** Start of Input material **

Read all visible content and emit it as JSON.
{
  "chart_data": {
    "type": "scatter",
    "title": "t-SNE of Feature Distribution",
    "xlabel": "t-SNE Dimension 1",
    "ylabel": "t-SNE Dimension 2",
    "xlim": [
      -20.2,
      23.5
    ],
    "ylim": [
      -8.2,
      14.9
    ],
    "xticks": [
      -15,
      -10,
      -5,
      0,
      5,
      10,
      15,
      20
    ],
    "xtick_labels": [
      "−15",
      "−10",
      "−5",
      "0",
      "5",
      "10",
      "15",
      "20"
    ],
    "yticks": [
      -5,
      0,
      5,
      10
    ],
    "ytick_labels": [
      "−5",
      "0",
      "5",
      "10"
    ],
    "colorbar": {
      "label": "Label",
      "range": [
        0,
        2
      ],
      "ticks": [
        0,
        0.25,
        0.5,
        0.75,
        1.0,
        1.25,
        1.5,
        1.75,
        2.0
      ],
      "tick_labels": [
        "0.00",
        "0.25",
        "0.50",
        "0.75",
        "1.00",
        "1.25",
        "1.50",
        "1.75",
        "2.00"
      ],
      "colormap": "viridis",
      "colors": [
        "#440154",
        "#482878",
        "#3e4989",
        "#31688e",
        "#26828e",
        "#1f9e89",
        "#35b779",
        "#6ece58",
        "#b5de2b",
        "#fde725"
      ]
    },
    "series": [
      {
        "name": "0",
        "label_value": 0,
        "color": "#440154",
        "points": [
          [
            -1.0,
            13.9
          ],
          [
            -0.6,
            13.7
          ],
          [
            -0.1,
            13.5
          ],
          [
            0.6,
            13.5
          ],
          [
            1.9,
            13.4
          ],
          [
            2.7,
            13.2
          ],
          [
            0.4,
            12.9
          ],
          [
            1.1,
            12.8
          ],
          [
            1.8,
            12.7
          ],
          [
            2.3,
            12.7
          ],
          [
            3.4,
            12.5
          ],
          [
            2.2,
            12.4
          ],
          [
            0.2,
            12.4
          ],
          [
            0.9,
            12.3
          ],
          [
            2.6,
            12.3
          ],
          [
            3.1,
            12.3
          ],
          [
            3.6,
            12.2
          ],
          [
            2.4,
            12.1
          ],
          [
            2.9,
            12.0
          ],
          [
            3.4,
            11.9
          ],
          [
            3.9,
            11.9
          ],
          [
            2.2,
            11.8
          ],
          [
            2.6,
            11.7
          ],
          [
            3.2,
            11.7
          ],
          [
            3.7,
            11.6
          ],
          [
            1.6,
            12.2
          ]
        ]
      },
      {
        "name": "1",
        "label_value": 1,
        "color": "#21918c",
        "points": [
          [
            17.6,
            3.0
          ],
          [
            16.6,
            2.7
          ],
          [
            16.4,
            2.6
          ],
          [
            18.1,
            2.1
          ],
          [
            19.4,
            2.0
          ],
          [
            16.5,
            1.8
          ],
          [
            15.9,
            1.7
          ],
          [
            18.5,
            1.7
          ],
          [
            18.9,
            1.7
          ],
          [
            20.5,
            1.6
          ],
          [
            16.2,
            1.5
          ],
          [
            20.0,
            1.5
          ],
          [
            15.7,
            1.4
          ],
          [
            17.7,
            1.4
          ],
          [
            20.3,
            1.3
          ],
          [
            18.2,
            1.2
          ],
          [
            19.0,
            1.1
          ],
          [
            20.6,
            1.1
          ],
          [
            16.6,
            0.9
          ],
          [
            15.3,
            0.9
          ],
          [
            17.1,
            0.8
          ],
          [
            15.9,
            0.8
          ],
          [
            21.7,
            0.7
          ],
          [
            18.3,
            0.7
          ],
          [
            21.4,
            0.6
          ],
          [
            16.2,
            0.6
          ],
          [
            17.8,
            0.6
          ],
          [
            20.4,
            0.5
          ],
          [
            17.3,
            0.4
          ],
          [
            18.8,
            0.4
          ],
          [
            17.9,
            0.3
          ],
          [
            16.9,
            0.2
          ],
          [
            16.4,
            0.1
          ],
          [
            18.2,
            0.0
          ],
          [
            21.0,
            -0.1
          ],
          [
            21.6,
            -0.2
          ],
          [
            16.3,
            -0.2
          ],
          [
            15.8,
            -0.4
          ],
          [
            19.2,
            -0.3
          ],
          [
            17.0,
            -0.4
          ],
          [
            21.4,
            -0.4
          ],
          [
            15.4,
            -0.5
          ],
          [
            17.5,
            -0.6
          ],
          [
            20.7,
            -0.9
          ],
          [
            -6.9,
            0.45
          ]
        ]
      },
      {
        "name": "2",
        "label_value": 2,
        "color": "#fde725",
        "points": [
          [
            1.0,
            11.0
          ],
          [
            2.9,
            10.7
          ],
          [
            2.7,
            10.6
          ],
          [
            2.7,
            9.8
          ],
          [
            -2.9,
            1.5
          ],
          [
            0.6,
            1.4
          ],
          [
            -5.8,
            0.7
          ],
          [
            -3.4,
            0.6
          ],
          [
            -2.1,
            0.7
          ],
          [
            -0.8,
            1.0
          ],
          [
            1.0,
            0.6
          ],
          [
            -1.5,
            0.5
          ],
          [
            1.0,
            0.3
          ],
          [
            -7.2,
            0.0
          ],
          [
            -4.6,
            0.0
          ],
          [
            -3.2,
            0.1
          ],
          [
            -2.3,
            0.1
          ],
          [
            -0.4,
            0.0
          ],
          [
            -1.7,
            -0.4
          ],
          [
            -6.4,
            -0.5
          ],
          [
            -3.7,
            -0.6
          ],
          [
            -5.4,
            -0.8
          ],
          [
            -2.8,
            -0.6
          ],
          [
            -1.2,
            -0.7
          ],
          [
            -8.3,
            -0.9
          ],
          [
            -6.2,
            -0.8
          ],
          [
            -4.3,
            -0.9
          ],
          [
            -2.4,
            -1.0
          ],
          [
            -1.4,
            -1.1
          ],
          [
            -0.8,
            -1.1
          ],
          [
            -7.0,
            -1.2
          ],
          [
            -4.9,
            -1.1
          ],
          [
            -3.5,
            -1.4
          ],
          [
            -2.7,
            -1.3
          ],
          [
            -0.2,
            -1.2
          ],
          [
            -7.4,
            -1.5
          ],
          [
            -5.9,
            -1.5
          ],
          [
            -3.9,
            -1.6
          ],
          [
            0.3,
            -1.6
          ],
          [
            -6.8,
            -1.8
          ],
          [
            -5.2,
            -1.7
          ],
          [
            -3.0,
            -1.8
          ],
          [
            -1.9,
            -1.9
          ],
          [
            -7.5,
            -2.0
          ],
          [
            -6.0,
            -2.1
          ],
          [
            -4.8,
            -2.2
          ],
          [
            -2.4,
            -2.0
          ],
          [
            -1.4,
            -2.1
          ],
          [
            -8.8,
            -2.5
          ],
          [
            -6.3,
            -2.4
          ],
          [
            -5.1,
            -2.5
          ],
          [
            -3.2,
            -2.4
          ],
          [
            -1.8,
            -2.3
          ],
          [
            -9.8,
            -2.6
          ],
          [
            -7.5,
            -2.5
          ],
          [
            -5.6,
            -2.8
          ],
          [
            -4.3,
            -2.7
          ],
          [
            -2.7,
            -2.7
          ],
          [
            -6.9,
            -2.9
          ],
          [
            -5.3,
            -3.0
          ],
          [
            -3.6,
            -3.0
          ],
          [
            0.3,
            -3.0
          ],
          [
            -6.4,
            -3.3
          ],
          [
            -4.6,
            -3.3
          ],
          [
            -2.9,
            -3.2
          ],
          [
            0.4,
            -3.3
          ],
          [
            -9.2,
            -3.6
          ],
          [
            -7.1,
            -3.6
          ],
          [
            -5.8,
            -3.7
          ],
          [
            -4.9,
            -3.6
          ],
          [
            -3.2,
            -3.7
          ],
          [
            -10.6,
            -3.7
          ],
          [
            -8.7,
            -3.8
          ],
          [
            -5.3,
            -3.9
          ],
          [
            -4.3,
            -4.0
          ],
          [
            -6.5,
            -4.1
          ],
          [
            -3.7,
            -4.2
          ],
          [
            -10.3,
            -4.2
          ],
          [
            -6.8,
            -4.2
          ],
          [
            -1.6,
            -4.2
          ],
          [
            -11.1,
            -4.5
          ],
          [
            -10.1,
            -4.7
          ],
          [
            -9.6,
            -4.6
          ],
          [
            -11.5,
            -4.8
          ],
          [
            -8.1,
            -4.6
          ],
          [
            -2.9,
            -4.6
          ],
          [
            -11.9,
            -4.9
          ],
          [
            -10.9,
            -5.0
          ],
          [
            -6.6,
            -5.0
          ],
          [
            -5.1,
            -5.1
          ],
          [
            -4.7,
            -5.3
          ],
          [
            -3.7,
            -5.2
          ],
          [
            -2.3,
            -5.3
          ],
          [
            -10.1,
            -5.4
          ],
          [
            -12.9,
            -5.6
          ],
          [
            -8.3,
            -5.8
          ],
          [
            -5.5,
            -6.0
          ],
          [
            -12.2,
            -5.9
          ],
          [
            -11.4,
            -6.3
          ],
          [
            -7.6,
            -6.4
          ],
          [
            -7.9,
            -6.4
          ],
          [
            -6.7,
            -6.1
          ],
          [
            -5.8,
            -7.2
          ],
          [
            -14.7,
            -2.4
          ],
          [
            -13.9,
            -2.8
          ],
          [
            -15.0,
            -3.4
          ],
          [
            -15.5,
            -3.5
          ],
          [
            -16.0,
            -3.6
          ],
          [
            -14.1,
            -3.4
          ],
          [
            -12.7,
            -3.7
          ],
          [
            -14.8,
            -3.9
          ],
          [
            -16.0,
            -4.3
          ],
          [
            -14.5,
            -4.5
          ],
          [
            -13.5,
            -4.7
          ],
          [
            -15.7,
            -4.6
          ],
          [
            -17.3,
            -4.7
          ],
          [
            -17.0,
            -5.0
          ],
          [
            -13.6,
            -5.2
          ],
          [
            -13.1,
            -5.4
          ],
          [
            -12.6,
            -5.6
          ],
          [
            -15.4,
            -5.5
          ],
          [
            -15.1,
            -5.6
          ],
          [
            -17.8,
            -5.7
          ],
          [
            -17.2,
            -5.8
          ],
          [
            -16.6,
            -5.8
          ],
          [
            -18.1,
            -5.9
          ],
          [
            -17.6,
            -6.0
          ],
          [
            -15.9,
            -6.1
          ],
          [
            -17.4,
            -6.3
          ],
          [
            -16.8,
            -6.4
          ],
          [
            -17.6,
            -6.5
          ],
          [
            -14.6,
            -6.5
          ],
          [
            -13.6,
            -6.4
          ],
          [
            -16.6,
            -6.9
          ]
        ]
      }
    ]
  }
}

** End of Input material **

§ **Required work**: Find the word "Dimension" in the entries, and copy every line it shows up in.

§ **Correct output**:
    "xlabel": "t-SNE Dimension 1",
    "ylabel": "t-SNE Dimension 2",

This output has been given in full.